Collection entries
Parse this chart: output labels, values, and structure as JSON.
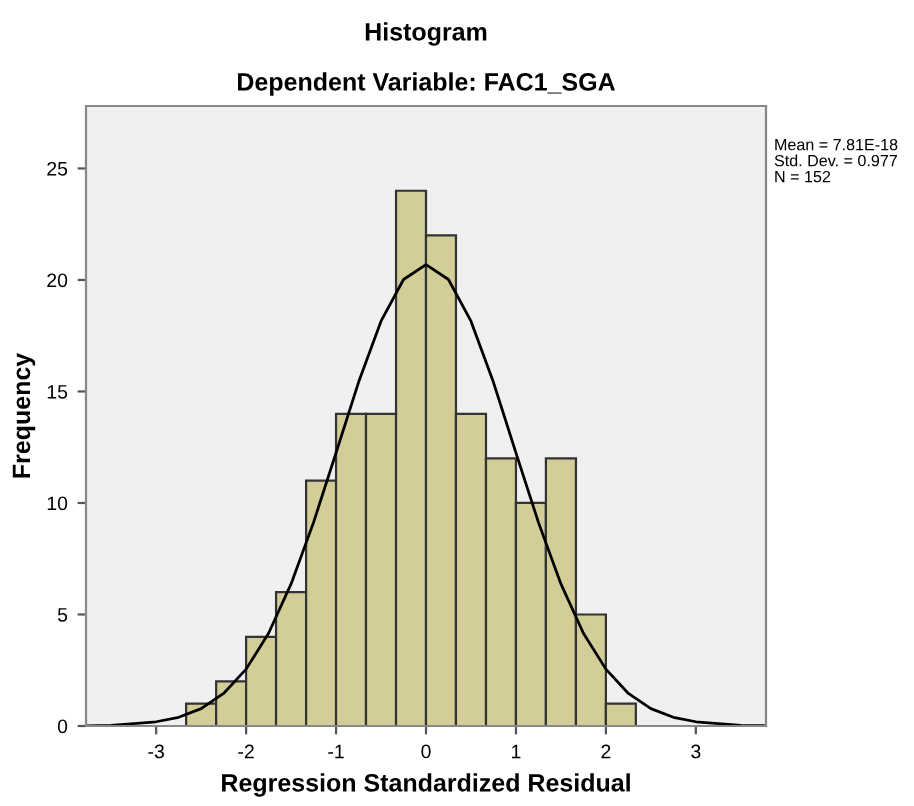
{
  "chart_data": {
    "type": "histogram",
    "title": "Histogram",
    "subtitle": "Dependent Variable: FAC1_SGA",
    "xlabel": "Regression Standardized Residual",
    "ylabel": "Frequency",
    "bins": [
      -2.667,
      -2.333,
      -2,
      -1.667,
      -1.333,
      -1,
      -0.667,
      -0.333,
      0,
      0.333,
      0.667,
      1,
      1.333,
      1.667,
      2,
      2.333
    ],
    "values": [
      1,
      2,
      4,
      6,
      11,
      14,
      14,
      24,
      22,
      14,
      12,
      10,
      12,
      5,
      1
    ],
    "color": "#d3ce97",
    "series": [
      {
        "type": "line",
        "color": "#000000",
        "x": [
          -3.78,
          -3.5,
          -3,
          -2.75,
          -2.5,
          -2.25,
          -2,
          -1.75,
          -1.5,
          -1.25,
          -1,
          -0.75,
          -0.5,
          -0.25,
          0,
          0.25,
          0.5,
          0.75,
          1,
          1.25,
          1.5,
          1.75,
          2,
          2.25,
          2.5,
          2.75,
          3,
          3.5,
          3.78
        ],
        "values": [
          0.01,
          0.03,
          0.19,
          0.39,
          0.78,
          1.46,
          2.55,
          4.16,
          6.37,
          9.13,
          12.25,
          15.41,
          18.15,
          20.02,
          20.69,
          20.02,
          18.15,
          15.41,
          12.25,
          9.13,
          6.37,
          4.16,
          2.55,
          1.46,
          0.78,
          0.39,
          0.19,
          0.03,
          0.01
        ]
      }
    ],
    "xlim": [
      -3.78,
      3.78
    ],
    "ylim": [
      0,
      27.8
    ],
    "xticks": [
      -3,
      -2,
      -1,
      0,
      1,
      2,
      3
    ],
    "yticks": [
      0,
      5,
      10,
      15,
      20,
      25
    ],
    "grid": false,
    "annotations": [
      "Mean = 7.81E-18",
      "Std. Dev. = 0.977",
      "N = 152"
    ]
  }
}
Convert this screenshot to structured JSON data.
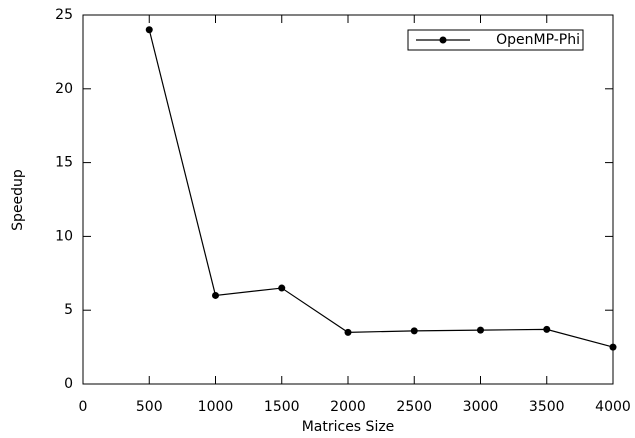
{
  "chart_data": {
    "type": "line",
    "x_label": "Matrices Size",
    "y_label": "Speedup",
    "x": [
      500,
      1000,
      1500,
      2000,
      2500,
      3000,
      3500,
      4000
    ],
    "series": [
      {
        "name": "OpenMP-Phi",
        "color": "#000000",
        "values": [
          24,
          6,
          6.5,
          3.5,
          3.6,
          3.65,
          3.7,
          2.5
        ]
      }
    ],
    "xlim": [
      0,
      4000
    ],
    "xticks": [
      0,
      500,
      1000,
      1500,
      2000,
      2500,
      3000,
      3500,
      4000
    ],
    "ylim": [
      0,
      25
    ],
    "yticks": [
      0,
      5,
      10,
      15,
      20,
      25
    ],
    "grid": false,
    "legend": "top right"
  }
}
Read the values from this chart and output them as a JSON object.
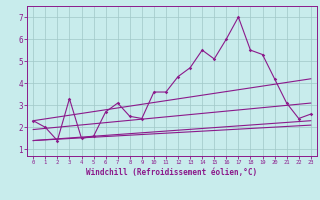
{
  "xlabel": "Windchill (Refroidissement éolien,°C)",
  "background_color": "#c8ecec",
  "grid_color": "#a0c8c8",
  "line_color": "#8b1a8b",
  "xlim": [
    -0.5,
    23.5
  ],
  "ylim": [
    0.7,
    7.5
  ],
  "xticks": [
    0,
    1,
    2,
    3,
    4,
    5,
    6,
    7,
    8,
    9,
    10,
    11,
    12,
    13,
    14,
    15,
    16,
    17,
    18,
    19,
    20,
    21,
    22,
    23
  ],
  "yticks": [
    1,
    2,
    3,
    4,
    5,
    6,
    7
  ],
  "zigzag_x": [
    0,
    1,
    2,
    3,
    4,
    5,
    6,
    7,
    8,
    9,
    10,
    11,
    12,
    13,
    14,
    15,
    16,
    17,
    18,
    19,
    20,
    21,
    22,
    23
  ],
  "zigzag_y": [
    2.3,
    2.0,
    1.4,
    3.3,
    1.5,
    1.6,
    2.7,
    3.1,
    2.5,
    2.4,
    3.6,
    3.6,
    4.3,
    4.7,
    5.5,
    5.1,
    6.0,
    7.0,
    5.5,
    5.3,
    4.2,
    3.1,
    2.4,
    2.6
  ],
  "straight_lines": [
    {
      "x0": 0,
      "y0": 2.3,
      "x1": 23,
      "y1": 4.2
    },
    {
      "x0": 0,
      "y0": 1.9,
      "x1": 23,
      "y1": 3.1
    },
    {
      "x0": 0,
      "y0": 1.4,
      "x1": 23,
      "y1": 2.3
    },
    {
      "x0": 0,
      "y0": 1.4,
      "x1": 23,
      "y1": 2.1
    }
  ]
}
--
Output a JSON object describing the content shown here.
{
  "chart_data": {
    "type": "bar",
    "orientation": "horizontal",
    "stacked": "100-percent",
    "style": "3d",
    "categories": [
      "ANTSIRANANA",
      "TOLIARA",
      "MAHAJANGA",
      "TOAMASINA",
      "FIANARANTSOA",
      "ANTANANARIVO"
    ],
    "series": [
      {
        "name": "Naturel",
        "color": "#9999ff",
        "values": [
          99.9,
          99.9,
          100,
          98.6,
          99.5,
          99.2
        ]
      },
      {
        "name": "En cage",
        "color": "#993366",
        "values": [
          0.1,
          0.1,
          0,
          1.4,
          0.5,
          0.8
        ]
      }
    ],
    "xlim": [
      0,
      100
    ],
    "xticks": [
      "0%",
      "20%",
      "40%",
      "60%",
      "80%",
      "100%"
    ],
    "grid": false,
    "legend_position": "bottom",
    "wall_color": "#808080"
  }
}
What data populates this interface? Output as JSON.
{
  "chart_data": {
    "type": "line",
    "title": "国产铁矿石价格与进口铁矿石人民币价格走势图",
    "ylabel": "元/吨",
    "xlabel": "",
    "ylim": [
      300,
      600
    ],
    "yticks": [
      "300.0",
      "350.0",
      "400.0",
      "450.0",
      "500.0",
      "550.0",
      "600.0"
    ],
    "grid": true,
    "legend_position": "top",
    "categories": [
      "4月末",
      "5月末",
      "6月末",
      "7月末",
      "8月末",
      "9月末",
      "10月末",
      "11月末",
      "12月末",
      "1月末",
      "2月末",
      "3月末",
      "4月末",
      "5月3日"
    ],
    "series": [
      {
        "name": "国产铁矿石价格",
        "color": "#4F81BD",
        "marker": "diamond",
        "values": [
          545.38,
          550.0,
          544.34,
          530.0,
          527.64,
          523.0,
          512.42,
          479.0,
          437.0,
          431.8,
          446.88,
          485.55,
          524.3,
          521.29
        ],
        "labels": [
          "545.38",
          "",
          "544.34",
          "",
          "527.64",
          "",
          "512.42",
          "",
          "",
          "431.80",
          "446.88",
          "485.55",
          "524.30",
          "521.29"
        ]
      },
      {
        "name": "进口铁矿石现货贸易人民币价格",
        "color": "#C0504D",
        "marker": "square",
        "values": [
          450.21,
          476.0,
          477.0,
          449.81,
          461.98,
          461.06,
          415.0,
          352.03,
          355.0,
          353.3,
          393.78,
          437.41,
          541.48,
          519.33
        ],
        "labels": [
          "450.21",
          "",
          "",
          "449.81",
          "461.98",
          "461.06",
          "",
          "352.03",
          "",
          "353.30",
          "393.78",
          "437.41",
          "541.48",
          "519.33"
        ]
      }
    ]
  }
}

◆ Given task: Each line that has the word "name" should be copied.

◆ Exercise output:
        "name": "OpenMP-Phi",
        "name": "Naturel",
        "name": "En cage",
        "name": "国产铁矿石价格",
        "name": "进口铁矿石现货贸易人民币价格",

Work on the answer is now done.